#### Action item
Only the pictures should be dropped; copy the rest of the entries exactly.

#### Data section

::::::

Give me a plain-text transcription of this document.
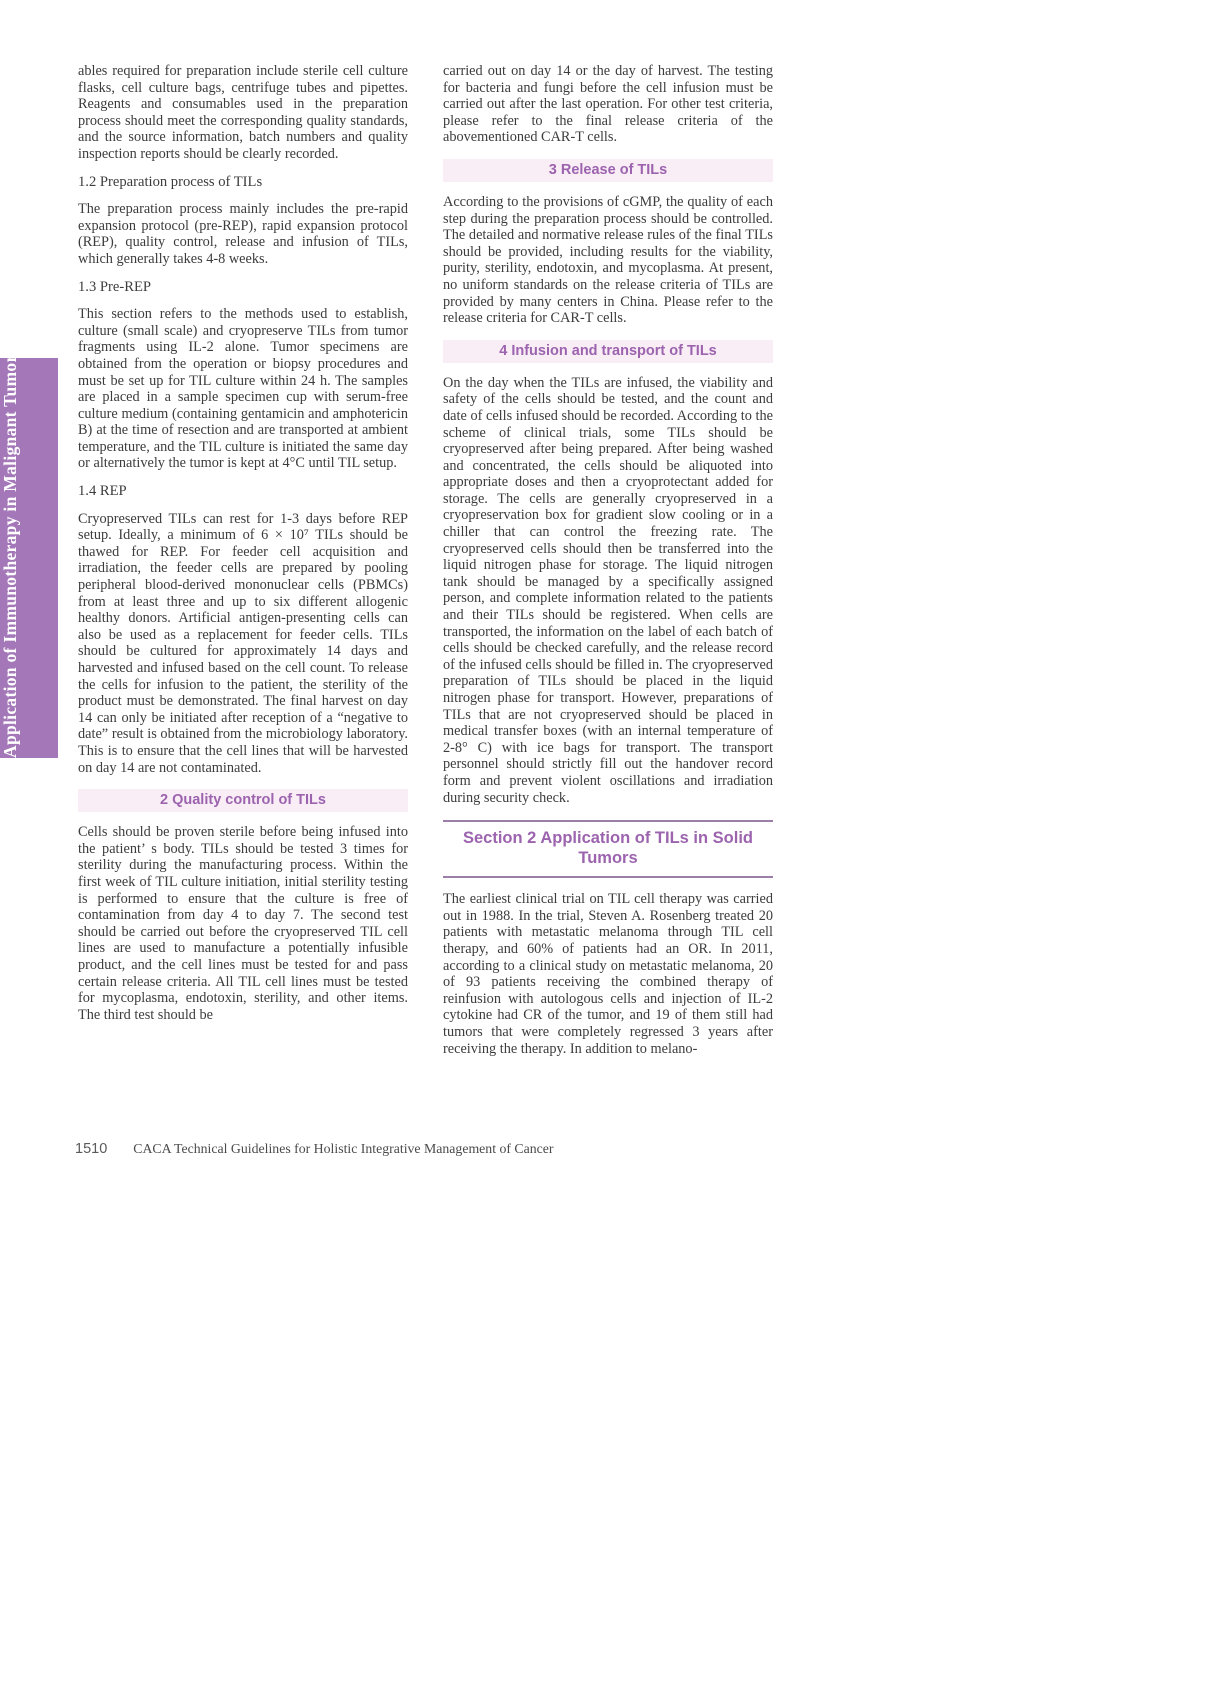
Application of Immunotherapy in Malignant Tumors

ables required for preparation include sterile cell culture flasks, cell culture bags, centrifuge tubes and pipettes. Reagents and consumables used in the preparation process should meet the corresponding quality standards, and the source information, batch numbers and quality inspection reports should be clearly recorded.

1.2 Preparation process of TILs

The preparation process mainly includes the pre-rapid expansion protocol (pre-REP), rapid expansion protocol (REP), quality control, release and infusion of TILs, which generally takes 4-8 weeks.

1.3 Pre-REP

This section refers to the methods used to establish, culture (small scale) and cryopreserve TILs from tumor fragments using IL-2 alone. Tumor specimens are obtained from the operation or biopsy procedures and must be set up for TIL culture within 24 h. The samples are placed in a sample specimen cup with serum-free culture medium (containing gentamicin and amphotericin B) at the time of resection and are transported at ambient temperature, and the TIL culture is initiated the same day or alternatively the tumor is kept at 4°C until TIL setup.

1.4 REP

Cryopreserved TILs can rest for 1-3 days before REP setup. Ideally, a minimum of 6 × 10⁷ TILs should be thawed for REP. For feeder cell acquisition and irradiation, the feeder cells are prepared by pooling peripheral blood-derived mononuclear cells (PBMCs) from at least three and up to six different allogenic healthy donors. Artificial antigen-presenting cells can also be used as a replacement for feeder cells. TILs should be cultured for approximately 14 days and harvested and infused based on the cell count. To release the cells for infusion to the patient, the sterility of the product must be demonstrated. The final harvest on day 14 can only be initiated after reception of a “negative to date” result is obtained from the microbiology laboratory. This is to ensure that the cell lines that will be harvested on day 14 are not contaminated.

2 Quality control of TILs

Cells should be proven sterile before being infused into the patient’ s body. TILs should be tested 3 times for sterility during the manufacturing process. Within the first week of TIL culture initiation, initial sterility testing is performed to ensure that the culture is free of contamination from day 4 to day 7. The second test should be carried out before the cryopreserved TIL cell lines are used to manufacture a potentially infusible product, and the cell lines must be tested for and pass certain release criteria. All TIL cell lines must be tested for mycoplasma, endotoxin, sterility, and other items. The third test should be

carried out on day 14 or the day of harvest. The testing for bacteria and fungi before the cell infusion must be carried out after the last operation. For other test criteria, please refer to the final release criteria of the abovementioned CAR-T cells.

3 Release of TILs

According to the provisions of cGMP, the quality of each step during the preparation process should be controlled. The detailed and normative release rules of the final TILs should be provided, including results for the viability, purity, sterility, endotoxin, and mycoplasma. At present, no uniform standards on the release criteria of TILs are provided by many centers in China. Please refer to the release criteria for CAR-T cells.

4 Infusion and transport of TILs

On the day when the TILs are infused, the viability and safety of the cells should be tested, and the count and date of cells infused should be recorded. According to the scheme of clinical trials, some TILs should be cryopreserved after being prepared. After being washed and concentrated, the cells should be aliquoted into appropriate doses and then a cryoprotectant added for storage. The cells are generally cryopreserved in a cryopreservation box for gradient slow cooling or in a chiller that can control the freezing rate. The cryopreserved cells should then be transferred into the liquid nitrogen phase for storage. The liquid nitrogen tank should be managed by a specifically assigned person, and complete information related to the patients and their TILs should be registered. When cells are transported, the information on the label of each batch of cells should be checked carefully, and the release record of the infused cells should be filled in. The cryopreserved preparation of TILs should be placed in the liquid nitrogen phase for transport. However, preparations of TILs that are not cryopreserved should be placed in medical transfer boxes (with an internal temperature of 2-8° C) with ice bags for transport. The transport personnel should strictly fill out the handover record form and prevent violent oscillations and irradiation during security check.

Section 2 Application of TILs in Solid Tumors

The earliest clinical trial on TIL cell therapy was carried out in 1988. In the trial, Steven A. Rosenberg treated 20 patients with metastatic melanoma through TIL cell therapy, and 60% of patients had an OR. In 2011, according to a clinical study on metastatic melanoma, 20 of 93 patients receiving the combined therapy of reinfusion with autologous cells and injection of IL-2 cytokine had CR of the tumor, and 19 of them still had tumors that were completely regressed 3 years after receiving the therapy. In addition to melano-

1510 CACA Technical Guidelines for Holistic Integrative Management of Cancer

::::::

#### Task result
Give me a plain-text transcription of this document.
Application of Immunotherapy in Malignant Tumors

ables required for preparation include sterile cell culture flasks, cell culture bags, centrifuge tubes and pipettes. Reagents and consumables used in the preparation process should meet the corresponding quality standards, and the source information, batch numbers and quality inspection reports should be clearly recorded.

1.2 Preparation process of TILs

The preparation process mainly includes the pre-rapid expansion protocol (pre-REP), rapid expansion protocol (REP), quality control, release and infusion of TILs, which generally takes 4-8 weeks.

1.3 Pre-REP

This section refers to the methods used to establish, culture (small scale) and cryopreserve TILs from tumor fragments using IL-2 alone. Tumor specimens are obtained from the operation or biopsy procedures and must be set up for TIL culture within 24 h. The samples are placed in a sample specimen cup with serum-free culture medium (containing gentamicin and amphotericin B) at the time of resection and are transported at ambient temperature, and the TIL culture is initiated the same day or alternatively the tumor is kept at 4°C until TIL setup.

1.4 REP

Cryopreserved TILs can rest for 1-3 days before REP setup. Ideally, a minimum of 6 × 10⁷ TILs should be thawed for REP. For feeder cell acquisition and irradiation, the feeder cells are prepared by pooling peripheral blood-derived mononuclear cells (PBMCs) from at least three and up to six different allogenic healthy donors. Artificial antigen-presenting cells can also be used as a replacement for feeder cells. TILs should be cultured for approximately 14 days and harvested and infused based on the cell count. To release the cells for infusion to the patient, the sterility of the product must be demonstrated. The final harvest on day 14 can only be initiated after reception of a “negative to date” result is obtained from the microbiology laboratory. This is to ensure that the cell lines that will be harvested on day 14 are not contaminated.

2 Quality control of TILs

Cells should be proven sterile before being infused into the patient’ s body. TILs should be tested 3 times for sterility during the manufacturing process. Within the first week of TIL culture initiation, initial sterility testing is performed to ensure that the culture is free of contamination from day 4 to day 7. The second test should be carried out before the cryopreserved TIL cell lines are used to manufacture a potentially infusible product, and the cell lines must be tested for and pass certain release criteria. All TIL cell lines must be tested for mycoplasma, endotoxin, sterility, and other items. The third test should be

carried out on day 14 or the day of harvest. The testing for bacteria and fungi before the cell infusion must be carried out after the last operation. For other test criteria, please refer to the final release criteria of the abovementioned CAR-T cells.

3 Release of TILs

According to the provisions of cGMP, the quality of each step during the preparation process should be controlled. The detailed and normative release rules of the final TILs should be provided, including results for the viability, purity, sterility, endotoxin, and mycoplasma. At present, no uniform standards on the release criteria of TILs are provided by many centers in China. Please refer to the release criteria for CAR-T cells.

4 Infusion and transport of TILs

On the day when the TILs are infused, the viability and safety of the cells should be tested, and the count and date of cells infused should be recorded. According to the scheme of clinical trials, some TILs should be cryopreserved after being prepared. After being washed and concentrated, the cells should be aliquoted into appropriate doses and then a cryoprotectant added for storage. The cells are generally cryopreserved in a cryopreservation box for gradient slow cooling or in a chiller that can control the freezing rate. The cryopreserved cells should then be transferred into the liquid nitrogen phase for storage. The liquid nitrogen tank should be managed by a specifically assigned person, and complete information related to the patients and their TILs should be registered. When cells are transported, the information on the label of each batch of cells should be checked carefully, and the release record of the infused cells should be filled in. The cryopreserved preparation of TILs should be placed in the liquid nitrogen phase for transport. However, preparations of TILs that are not cryopreserved should be placed in medical transfer boxes (with an internal temperature of 2-8° C) with ice bags for transport. The transport personnel should strictly fill out the handover record form and prevent violent oscillations and irradiation during security check.

Section 2 Application of TILs in Solid Tumors

The earliest clinical trial on TIL cell therapy was carried out in 1988. In the trial, Steven A. Rosenberg treated 20 patients with metastatic melanoma through TIL cell therapy, and 60% of patients had an OR. In 2011, according to a clinical study on metastatic melanoma, 20 of 93 patients receiving the combined therapy of reinfusion with autologous cells and injection of IL-2 cytokine had CR of the tumor, and 19 of them still had tumors that were completely regressed 3 years after receiving the therapy. In addition to melano-

1510 CACA Technical Guidelines for Holistic Integrative Management of Cancer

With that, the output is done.